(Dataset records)
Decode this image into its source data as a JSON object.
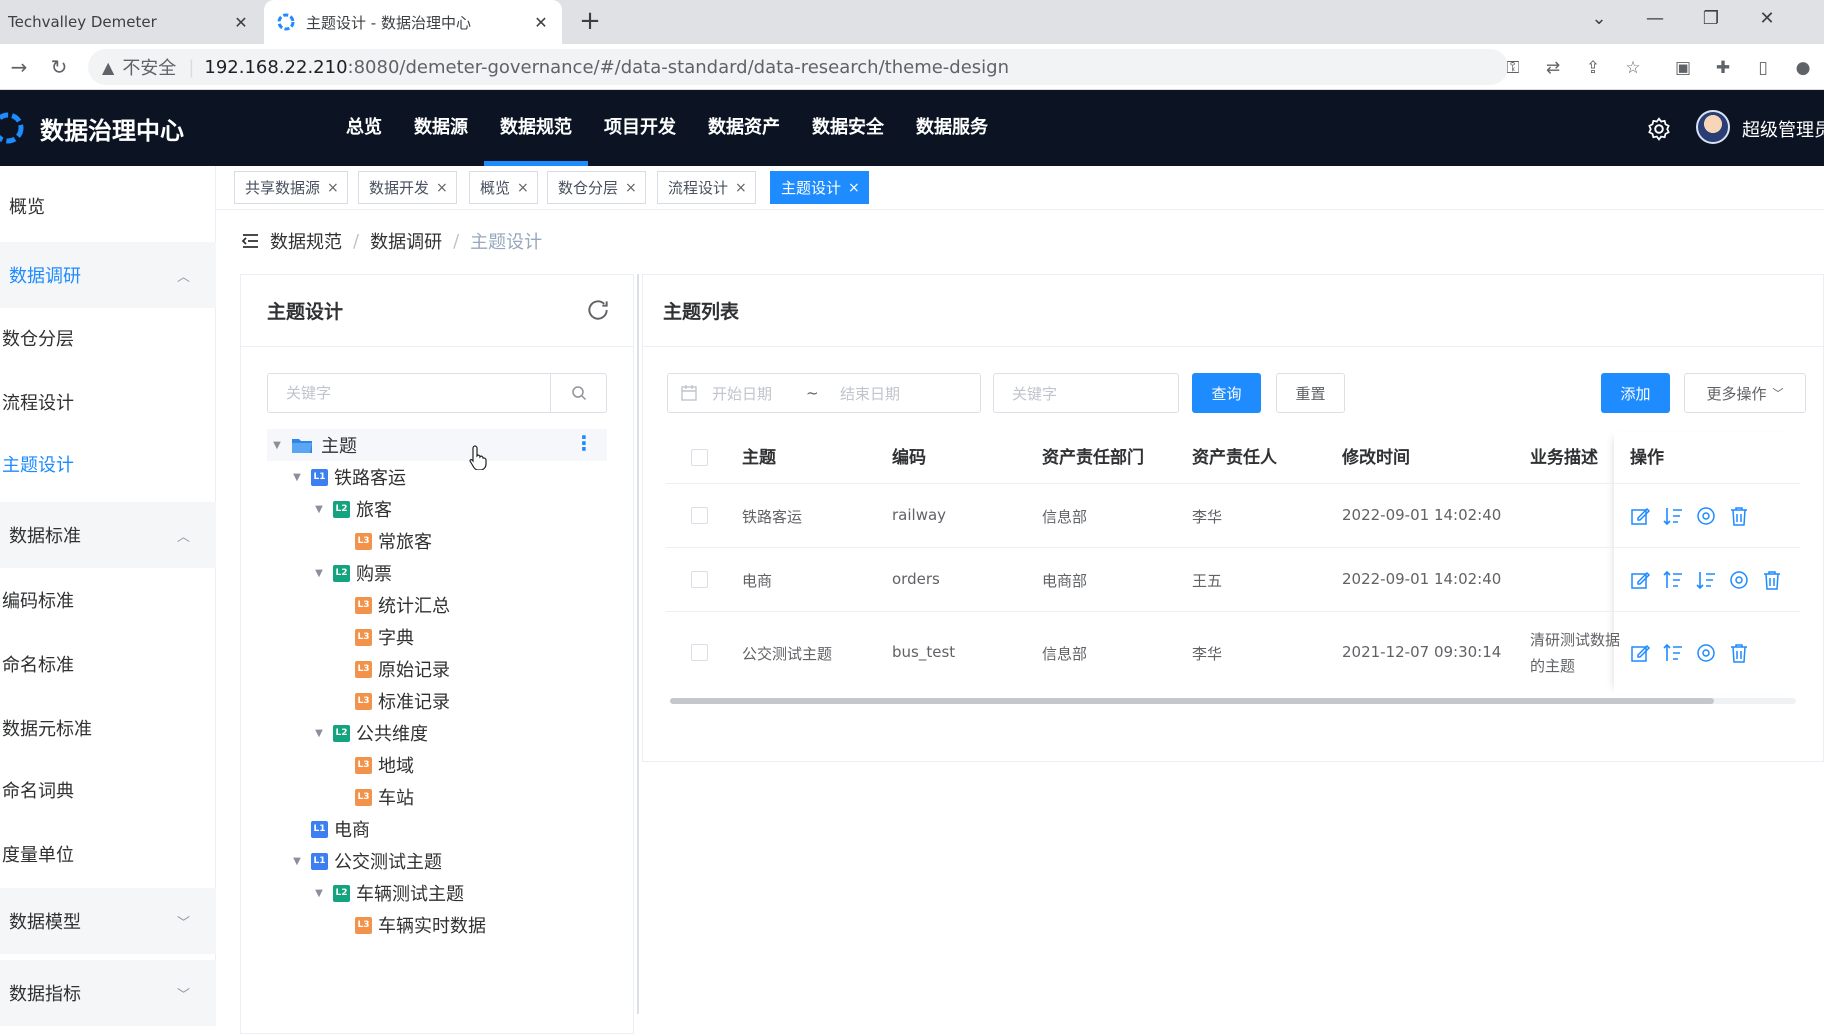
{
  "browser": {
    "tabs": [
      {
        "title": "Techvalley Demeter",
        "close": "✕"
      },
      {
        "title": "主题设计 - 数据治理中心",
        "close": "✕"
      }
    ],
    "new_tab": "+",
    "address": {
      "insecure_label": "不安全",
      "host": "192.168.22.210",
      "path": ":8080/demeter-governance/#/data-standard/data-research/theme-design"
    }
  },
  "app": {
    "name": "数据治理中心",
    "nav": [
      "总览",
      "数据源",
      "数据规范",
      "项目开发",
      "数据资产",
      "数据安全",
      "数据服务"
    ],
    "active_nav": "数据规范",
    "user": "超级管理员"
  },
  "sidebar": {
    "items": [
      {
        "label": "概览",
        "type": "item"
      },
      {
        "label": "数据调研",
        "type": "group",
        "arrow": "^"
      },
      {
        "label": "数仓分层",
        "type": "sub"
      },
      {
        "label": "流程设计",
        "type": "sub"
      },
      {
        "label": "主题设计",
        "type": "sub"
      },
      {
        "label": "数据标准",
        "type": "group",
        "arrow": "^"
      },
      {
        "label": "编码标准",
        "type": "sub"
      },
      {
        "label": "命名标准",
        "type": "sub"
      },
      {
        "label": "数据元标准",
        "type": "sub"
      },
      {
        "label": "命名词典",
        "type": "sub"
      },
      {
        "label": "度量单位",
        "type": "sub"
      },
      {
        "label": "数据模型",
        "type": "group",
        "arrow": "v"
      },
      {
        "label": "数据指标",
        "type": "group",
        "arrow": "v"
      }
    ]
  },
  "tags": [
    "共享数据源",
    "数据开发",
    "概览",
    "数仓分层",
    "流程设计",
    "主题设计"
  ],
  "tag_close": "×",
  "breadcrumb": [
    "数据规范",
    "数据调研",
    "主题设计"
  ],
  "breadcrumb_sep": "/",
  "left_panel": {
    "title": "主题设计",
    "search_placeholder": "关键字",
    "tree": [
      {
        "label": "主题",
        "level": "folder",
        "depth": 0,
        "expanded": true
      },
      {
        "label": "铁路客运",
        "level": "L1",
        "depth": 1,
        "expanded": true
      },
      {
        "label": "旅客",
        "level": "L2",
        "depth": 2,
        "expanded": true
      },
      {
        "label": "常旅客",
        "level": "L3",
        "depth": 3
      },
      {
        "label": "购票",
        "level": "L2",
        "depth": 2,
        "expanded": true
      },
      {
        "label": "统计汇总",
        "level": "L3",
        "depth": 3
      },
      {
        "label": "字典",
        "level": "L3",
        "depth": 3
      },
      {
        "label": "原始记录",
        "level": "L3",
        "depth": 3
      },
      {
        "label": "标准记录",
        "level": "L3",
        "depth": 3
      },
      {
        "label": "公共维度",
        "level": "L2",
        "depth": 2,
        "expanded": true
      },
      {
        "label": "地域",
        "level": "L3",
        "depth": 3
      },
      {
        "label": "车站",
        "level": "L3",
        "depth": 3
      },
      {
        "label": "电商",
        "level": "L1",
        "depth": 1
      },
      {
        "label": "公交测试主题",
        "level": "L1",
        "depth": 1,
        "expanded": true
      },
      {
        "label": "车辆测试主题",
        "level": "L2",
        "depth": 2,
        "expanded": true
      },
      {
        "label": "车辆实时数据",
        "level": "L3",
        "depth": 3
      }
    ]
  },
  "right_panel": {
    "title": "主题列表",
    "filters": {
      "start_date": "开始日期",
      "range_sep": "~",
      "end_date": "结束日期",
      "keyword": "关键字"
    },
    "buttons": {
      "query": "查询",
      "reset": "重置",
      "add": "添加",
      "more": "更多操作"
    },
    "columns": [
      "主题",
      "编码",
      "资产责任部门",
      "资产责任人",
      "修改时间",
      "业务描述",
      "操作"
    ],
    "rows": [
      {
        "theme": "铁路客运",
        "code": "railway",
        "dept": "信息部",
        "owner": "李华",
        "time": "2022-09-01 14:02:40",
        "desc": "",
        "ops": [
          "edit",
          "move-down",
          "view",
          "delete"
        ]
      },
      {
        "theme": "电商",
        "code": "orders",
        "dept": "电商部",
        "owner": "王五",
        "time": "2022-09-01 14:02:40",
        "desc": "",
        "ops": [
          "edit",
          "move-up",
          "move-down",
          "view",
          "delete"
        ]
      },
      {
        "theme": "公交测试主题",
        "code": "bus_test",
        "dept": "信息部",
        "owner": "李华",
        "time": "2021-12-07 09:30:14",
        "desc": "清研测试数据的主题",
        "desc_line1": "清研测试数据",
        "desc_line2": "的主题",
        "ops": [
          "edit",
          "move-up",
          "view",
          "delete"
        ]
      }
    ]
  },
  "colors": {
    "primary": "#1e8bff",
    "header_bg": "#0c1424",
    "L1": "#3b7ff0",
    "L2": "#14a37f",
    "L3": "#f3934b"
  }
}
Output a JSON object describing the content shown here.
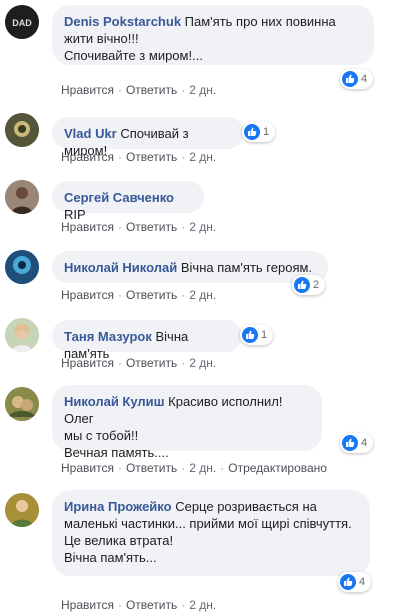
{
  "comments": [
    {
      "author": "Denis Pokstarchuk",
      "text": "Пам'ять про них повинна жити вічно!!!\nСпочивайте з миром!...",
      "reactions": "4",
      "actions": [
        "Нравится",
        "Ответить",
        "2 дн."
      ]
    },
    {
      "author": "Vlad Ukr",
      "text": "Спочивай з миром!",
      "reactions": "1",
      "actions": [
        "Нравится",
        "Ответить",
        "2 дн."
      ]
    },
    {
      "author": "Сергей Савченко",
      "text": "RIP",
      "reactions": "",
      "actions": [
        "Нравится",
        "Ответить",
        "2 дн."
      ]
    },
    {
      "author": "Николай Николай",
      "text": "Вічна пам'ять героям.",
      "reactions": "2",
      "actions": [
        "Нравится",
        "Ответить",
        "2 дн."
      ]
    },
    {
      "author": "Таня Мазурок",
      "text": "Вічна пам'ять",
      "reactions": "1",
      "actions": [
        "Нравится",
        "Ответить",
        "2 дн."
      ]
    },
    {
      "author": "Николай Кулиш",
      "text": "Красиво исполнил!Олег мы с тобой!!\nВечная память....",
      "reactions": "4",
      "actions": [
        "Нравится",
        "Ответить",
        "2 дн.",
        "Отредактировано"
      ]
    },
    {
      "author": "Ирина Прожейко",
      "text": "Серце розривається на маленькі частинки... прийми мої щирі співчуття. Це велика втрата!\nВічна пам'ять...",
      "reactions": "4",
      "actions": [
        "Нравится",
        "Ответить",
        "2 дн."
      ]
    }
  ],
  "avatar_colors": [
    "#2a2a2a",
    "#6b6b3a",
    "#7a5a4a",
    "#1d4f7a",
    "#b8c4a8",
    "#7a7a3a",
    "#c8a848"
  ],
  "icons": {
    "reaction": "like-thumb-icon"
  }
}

Job: Note how many lines of the material contain the string "object". Then report that number by itself.

Response below: 2